-- START Material for this exercise --

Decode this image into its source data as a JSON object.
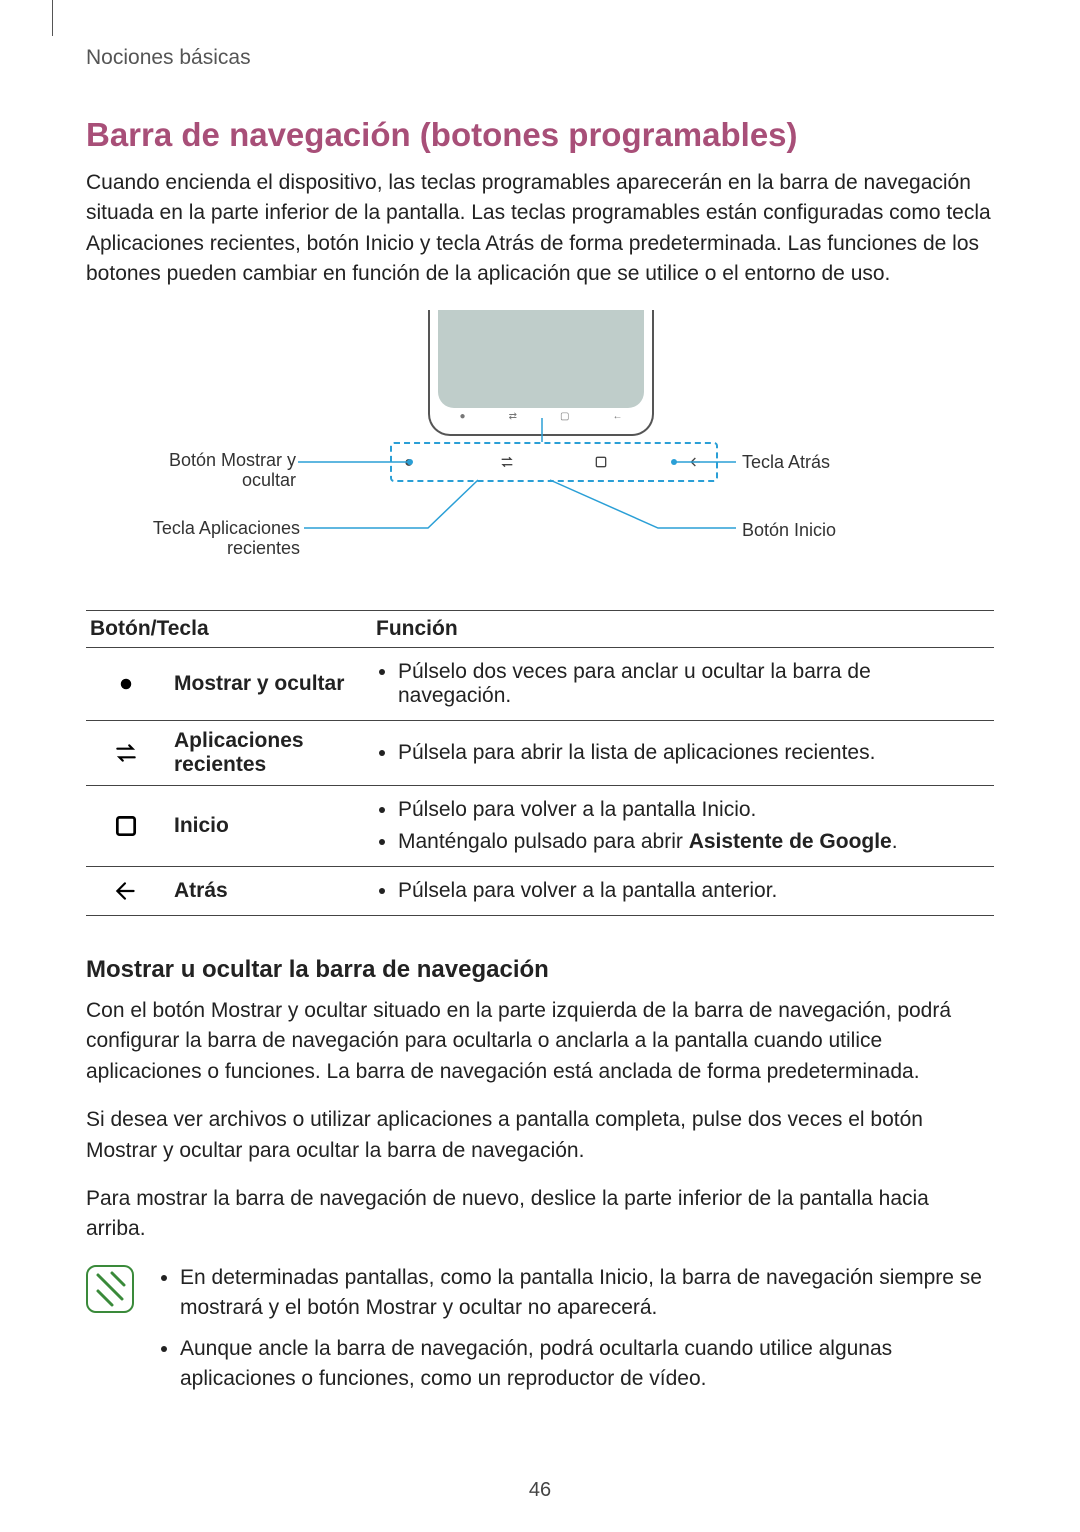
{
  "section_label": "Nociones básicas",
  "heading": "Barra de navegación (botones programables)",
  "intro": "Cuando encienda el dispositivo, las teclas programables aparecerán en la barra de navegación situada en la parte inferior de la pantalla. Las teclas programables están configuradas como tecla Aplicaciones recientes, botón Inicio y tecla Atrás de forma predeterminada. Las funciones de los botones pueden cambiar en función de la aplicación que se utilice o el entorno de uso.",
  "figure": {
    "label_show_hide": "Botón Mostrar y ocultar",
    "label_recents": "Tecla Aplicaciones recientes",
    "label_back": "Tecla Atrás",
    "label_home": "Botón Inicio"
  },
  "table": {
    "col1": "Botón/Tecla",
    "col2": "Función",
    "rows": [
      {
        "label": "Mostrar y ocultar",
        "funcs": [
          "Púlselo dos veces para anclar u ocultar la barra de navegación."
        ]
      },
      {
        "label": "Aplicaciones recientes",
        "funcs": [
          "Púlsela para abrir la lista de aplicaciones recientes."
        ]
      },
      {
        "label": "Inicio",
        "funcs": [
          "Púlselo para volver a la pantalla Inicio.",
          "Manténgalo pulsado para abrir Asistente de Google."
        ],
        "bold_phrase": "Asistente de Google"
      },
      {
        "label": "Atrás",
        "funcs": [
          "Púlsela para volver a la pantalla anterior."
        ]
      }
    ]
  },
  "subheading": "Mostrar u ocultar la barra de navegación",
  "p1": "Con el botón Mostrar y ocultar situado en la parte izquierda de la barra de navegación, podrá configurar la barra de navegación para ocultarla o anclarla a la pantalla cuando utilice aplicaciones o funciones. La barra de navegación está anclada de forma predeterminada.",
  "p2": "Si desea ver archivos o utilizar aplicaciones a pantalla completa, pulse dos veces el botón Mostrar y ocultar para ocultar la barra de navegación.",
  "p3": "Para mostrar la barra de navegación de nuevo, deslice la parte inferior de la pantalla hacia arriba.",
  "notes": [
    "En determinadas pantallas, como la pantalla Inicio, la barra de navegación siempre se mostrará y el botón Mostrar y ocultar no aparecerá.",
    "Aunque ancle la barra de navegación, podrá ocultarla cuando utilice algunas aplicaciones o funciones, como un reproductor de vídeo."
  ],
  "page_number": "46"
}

-- END Material for this exercise --
-- START Material for this exercise --

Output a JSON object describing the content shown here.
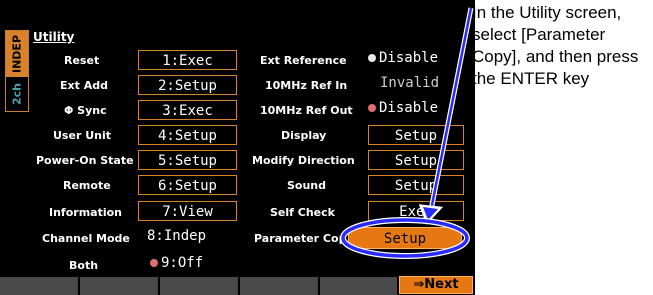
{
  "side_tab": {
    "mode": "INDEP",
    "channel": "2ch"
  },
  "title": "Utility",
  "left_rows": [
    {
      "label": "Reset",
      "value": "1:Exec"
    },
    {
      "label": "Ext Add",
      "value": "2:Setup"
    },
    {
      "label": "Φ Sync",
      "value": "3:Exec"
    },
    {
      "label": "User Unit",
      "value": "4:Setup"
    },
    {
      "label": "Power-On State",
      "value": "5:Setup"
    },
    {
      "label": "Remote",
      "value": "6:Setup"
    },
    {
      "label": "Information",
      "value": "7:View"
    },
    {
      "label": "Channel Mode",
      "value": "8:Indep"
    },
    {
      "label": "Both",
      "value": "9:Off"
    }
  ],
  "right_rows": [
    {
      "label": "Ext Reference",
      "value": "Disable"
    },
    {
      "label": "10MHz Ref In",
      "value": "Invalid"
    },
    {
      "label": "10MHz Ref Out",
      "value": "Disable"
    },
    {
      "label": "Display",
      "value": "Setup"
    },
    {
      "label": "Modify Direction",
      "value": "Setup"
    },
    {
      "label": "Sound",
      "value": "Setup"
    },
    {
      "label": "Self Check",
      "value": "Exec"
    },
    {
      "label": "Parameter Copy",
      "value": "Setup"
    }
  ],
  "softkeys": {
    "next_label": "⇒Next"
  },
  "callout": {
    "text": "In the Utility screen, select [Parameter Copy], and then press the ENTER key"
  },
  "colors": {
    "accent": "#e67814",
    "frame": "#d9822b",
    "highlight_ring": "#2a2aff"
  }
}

-- END Material for this exercise --

▶ Work to complete:
Show the lines where the word "predeterminada" appears in the entries.

▶ Task answer:
  "intro": "Cuando encienda el dispositivo, las teclas programables aparecerán en la barra de navegación situada en la parte inferior de la pantalla. Las teclas programables están configuradas como tecla Aplicaciones recientes, botón Inicio y tecla Atrás de forma predeterminada. Las funciones de los botones pueden cambiar en función de la aplicación que se utilice o el entorno de uso.",
  "p1": "Con el botón Mostrar y ocultar situado en la parte izquierda de la barra de navegación, podrá configurar la barra de navegación para ocultarla o anclarla a la pantalla cuando utilice aplicaciones o funciones. La barra de navegación está anclada de forma predeterminada.",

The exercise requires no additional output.